***** RAW RECORDS *****

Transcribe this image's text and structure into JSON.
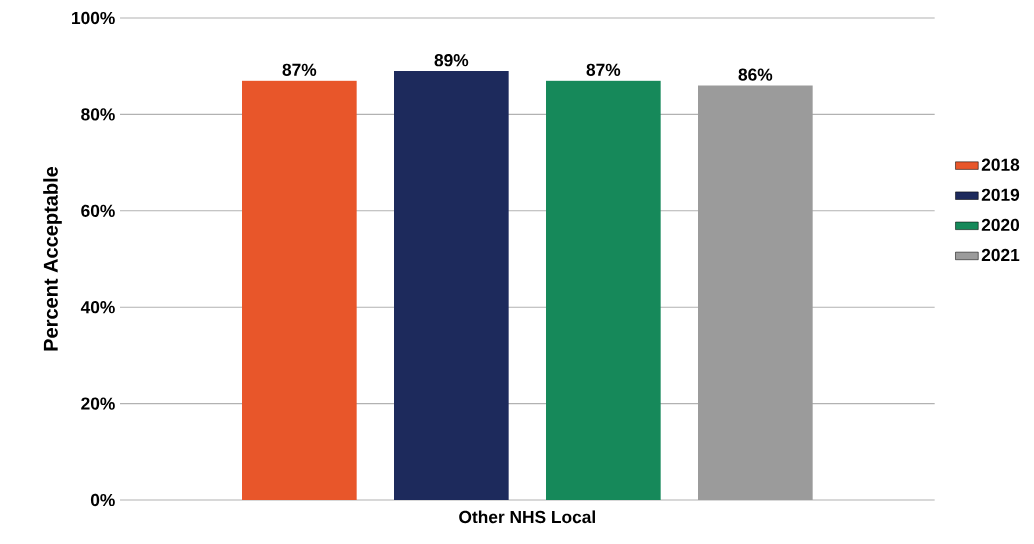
{
  "chart_data": {
    "type": "bar",
    "ylabel": "Percent Acceptable",
    "categories": [
      "Other NHS Local"
    ],
    "series": [
      {
        "name": "2018",
        "color": "#e8562a",
        "values": [
          87
        ],
        "value_labels": [
          "87%"
        ]
      },
      {
        "name": "2019",
        "color": "#1d2a5c",
        "values": [
          89
        ],
        "value_labels": [
          "89%"
        ]
      },
      {
        "name": "2020",
        "color": "#16895a",
        "values": [
          87
        ],
        "value_labels": [
          "87%"
        ]
      },
      {
        "name": "2021",
        "color": "#9b9b9b",
        "values": [
          86
        ],
        "value_labels": [
          "86%"
        ]
      }
    ],
    "ylim": [
      0,
      100
    ],
    "yticks": [
      {
        "value": 0,
        "label": "0%"
      },
      {
        "value": 20,
        "label": "20%"
      },
      {
        "value": 40,
        "label": "40%"
      },
      {
        "value": 60,
        "label": "60%"
      },
      {
        "value": 80,
        "label": "80%"
      },
      {
        "value": 100,
        "label": "100%"
      }
    ],
    "grid": "y",
    "legend": "right"
  }
}
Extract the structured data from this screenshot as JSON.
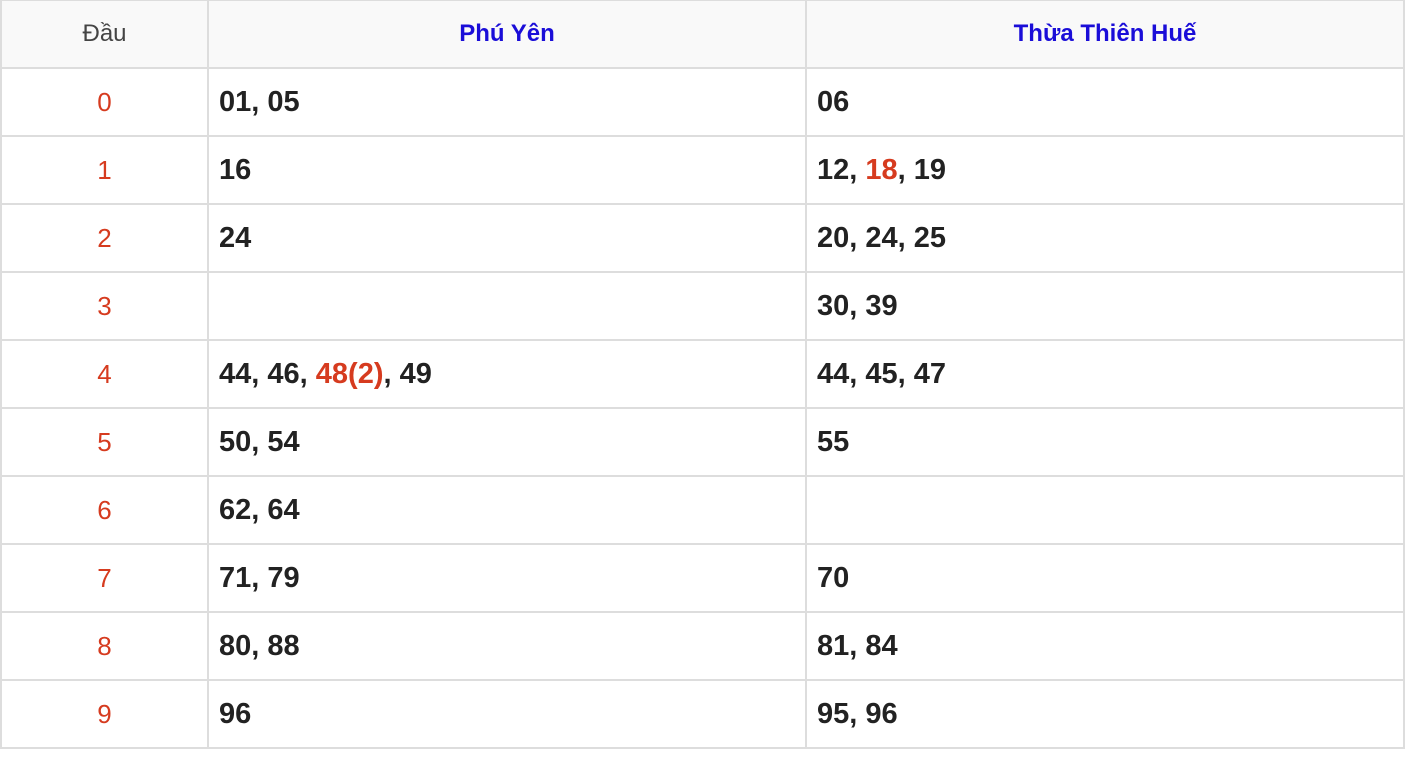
{
  "colors": {
    "accent_red": "#d63b1f",
    "header_blue": "#1a0dd8",
    "border": "#dddddd"
  },
  "headers": [
    "Đầu",
    "Phú Yên",
    "Thừa Thiên Huế"
  ],
  "rows": [
    {
      "dau": "0",
      "cols": [
        [
          {
            "t": "01"
          },
          {
            "t": "05"
          }
        ],
        [
          {
            "t": "06"
          }
        ]
      ]
    },
    {
      "dau": "1",
      "cols": [
        [
          {
            "t": "16"
          }
        ],
        [
          {
            "t": "12"
          },
          {
            "t": "18",
            "hot": true
          },
          {
            "t": "19"
          }
        ]
      ]
    },
    {
      "dau": "2",
      "cols": [
        [
          {
            "t": "24"
          }
        ],
        [
          {
            "t": "20"
          },
          {
            "t": "24"
          },
          {
            "t": "25"
          }
        ]
      ]
    },
    {
      "dau": "3",
      "cols": [
        [],
        [
          {
            "t": "30"
          },
          {
            "t": "39"
          }
        ]
      ]
    },
    {
      "dau": "4",
      "cols": [
        [
          {
            "t": "44"
          },
          {
            "t": "46"
          },
          {
            "t": "48(2)",
            "hot": true
          },
          {
            "t": "49"
          }
        ],
        [
          {
            "t": "44"
          },
          {
            "t": "45"
          },
          {
            "t": "47"
          }
        ]
      ]
    },
    {
      "dau": "5",
      "cols": [
        [
          {
            "t": "50"
          },
          {
            "t": "54"
          }
        ],
        [
          {
            "t": "55"
          }
        ]
      ]
    },
    {
      "dau": "6",
      "cols": [
        [
          {
            "t": "62"
          },
          {
            "t": "64"
          }
        ],
        []
      ]
    },
    {
      "dau": "7",
      "cols": [
        [
          {
            "t": "71"
          },
          {
            "t": "79"
          }
        ],
        [
          {
            "t": "70"
          }
        ]
      ]
    },
    {
      "dau": "8",
      "cols": [
        [
          {
            "t": "80"
          },
          {
            "t": "88"
          }
        ],
        [
          {
            "t": "81"
          },
          {
            "t": "84"
          }
        ]
      ]
    },
    {
      "dau": "9",
      "cols": [
        [
          {
            "t": "96"
          }
        ],
        [
          {
            "t": "95"
          },
          {
            "t": "96"
          }
        ]
      ]
    }
  ],
  "separator": ", "
}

*****

### PROBLEM TO SOLVE
Take the listing above and print it exactly, apart from the pictures.

### RESPONSE BELOW
Transcribe this image's text and structure into JSON.
{
  "chart_data": {
    "type": "bar",
    "ylabel": "Percent Acceptable",
    "categories": [
      "Other NHS Local"
    ],
    "series": [
      {
        "name": "2018",
        "color": "#e8562a",
        "values": [
          87
        ],
        "value_labels": [
          "87%"
        ]
      },
      {
        "name": "2019",
        "color": "#1d2a5c",
        "values": [
          89
        ],
        "value_labels": [
          "89%"
        ]
      },
      {
        "name": "2020",
        "color": "#16895a",
        "values": [
          87
        ],
        "value_labels": [
          "87%"
        ]
      },
      {
        "name": "2021",
        "color": "#9b9b9b",
        "values": [
          86
        ],
        "value_labels": [
          "86%"
        ]
      }
    ],
    "ylim": [
      0,
      100
    ],
    "yticks": [
      {
        "value": 0,
        "label": "0%"
      },
      {
        "value": 20,
        "label": "20%"
      },
      {
        "value": 40,
        "label": "40%"
      },
      {
        "value": 60,
        "label": "60%"
      },
      {
        "value": 80,
        "label": "80%"
      },
      {
        "value": 100,
        "label": "100%"
      }
    ],
    "grid": "y",
    "legend": "right"
  }
}
Extract the structured data from this screenshot as JSON.
{
  "colors": {
    "accent_red": "#d63b1f",
    "header_blue": "#1a0dd8",
    "border": "#dddddd"
  },
  "headers": [
    "Đầu",
    "Phú Yên",
    "Thừa Thiên Huế"
  ],
  "rows": [
    {
      "dau": "0",
      "cols": [
        [
          {
            "t": "01"
          },
          {
            "t": "05"
          }
        ],
        [
          {
            "t": "06"
          }
        ]
      ]
    },
    {
      "dau": "1",
      "cols": [
        [
          {
            "t": "16"
          }
        ],
        [
          {
            "t": "12"
          },
          {
            "t": "18",
            "hot": true
          },
          {
            "t": "19"
          }
        ]
      ]
    },
    {
      "dau": "2",
      "cols": [
        [
          {
            "t": "24"
          }
        ],
        [
          {
            "t": "20"
          },
          {
            "t": "24"
          },
          {
            "t": "25"
          }
        ]
      ]
    },
    {
      "dau": "3",
      "cols": [
        [],
        [
          {
            "t": "30"
          },
          {
            "t": "39"
          }
        ]
      ]
    },
    {
      "dau": "4",
      "cols": [
        [
          {
            "t": "44"
          },
          {
            "t": "46"
          },
          {
            "t": "48(2)",
            "hot": true
          },
          {
            "t": "49"
          }
        ],
        [
          {
            "t": "44"
          },
          {
            "t": "45"
          },
          {
            "t": "47"
          }
        ]
      ]
    },
    {
      "dau": "5",
      "cols": [
        [
          {
            "t": "50"
          },
          {
            "t": "54"
          }
        ],
        [
          {
            "t": "55"
          }
        ]
      ]
    },
    {
      "dau": "6",
      "cols": [
        [
          {
            "t": "62"
          },
          {
            "t": "64"
          }
        ],
        []
      ]
    },
    {
      "dau": "7",
      "cols": [
        [
          {
            "t": "71"
          },
          {
            "t": "79"
          }
        ],
        [
          {
            "t": "70"
          }
        ]
      ]
    },
    {
      "dau": "8",
      "cols": [
        [
          {
            "t": "80"
          },
          {
            "t": "88"
          }
        ],
        [
          {
            "t": "81"
          },
          {
            "t": "84"
          }
        ]
      ]
    },
    {
      "dau": "9",
      "cols": [
        [
          {
            "t": "96"
          }
        ],
        [
          {
            "t": "95"
          },
          {
            "t": "96"
          }
        ]
      ]
    }
  ],
  "separator": ", "
}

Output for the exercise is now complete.